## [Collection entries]
[BEGIN]
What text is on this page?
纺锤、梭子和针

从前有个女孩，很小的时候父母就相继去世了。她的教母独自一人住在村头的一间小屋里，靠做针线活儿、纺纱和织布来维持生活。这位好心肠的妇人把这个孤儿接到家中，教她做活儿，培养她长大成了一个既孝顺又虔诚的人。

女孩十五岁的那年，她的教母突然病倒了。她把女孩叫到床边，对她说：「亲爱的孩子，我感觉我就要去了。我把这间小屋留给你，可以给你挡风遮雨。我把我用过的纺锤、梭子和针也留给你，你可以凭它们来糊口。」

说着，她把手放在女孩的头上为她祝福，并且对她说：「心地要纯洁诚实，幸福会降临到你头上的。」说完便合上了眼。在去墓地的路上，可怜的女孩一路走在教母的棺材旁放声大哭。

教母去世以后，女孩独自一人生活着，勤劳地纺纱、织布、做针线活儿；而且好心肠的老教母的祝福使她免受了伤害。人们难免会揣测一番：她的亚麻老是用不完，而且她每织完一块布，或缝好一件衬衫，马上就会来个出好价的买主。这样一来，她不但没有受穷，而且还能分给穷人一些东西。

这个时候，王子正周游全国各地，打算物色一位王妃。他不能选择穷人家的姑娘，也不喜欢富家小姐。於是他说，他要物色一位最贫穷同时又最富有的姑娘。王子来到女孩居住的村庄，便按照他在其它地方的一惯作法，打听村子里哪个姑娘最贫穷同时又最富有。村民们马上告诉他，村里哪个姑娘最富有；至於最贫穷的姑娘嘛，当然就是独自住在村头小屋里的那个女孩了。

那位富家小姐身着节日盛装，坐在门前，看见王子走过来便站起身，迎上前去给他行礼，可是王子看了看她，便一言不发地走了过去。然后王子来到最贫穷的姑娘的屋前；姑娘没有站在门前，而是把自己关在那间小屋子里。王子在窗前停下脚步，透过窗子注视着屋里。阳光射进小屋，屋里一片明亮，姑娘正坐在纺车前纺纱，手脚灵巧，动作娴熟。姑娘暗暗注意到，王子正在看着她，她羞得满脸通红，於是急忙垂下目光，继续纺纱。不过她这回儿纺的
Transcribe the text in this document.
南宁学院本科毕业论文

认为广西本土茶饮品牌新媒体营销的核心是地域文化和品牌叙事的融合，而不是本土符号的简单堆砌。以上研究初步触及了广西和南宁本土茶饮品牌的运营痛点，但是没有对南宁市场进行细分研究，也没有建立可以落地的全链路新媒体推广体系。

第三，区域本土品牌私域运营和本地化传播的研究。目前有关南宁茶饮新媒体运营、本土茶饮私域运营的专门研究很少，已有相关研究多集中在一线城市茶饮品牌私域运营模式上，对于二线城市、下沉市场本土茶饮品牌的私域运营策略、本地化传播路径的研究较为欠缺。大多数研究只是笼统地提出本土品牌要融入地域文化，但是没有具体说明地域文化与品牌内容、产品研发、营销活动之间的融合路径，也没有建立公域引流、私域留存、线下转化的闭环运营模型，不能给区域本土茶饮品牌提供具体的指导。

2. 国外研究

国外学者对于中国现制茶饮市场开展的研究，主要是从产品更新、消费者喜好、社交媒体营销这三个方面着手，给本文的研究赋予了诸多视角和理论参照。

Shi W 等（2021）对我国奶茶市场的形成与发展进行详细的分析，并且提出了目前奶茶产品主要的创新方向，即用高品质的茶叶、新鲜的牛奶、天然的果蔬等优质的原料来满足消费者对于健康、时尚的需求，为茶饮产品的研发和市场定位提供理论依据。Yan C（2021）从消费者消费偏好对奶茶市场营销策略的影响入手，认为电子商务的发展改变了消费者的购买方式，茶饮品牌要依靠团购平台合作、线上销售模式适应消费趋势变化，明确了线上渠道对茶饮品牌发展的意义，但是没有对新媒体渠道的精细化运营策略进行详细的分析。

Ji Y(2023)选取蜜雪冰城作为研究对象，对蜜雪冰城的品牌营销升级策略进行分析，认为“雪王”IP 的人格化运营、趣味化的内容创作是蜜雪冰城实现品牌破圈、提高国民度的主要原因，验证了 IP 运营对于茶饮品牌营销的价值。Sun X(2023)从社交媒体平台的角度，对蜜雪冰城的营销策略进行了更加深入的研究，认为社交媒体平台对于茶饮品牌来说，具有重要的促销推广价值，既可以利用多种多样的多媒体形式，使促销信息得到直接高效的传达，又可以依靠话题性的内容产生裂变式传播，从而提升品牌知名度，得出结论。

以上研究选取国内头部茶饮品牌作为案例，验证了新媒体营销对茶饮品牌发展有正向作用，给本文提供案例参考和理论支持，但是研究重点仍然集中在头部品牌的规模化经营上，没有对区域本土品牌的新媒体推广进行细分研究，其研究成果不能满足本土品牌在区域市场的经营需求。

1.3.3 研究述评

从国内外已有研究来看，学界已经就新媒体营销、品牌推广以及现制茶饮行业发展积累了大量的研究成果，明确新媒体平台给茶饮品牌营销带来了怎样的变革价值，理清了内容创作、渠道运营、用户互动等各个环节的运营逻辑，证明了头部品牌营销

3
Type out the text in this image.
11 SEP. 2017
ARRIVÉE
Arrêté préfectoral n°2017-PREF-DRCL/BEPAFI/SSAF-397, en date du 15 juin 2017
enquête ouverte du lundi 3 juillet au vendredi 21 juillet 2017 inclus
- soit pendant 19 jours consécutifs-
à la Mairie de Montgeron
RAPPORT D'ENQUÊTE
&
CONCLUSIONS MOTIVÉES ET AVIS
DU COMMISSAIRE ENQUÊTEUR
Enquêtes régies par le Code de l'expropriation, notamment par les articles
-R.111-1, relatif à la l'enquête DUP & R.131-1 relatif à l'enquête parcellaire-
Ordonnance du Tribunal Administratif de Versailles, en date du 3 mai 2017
[END]
## [YOUR TASK]
Scan the listing above. Gather each line that contains the word "text".

## [EXPECTED OUTPUT]
What text is on this page?
Transcribe the text in this document.
Type out the text in this image.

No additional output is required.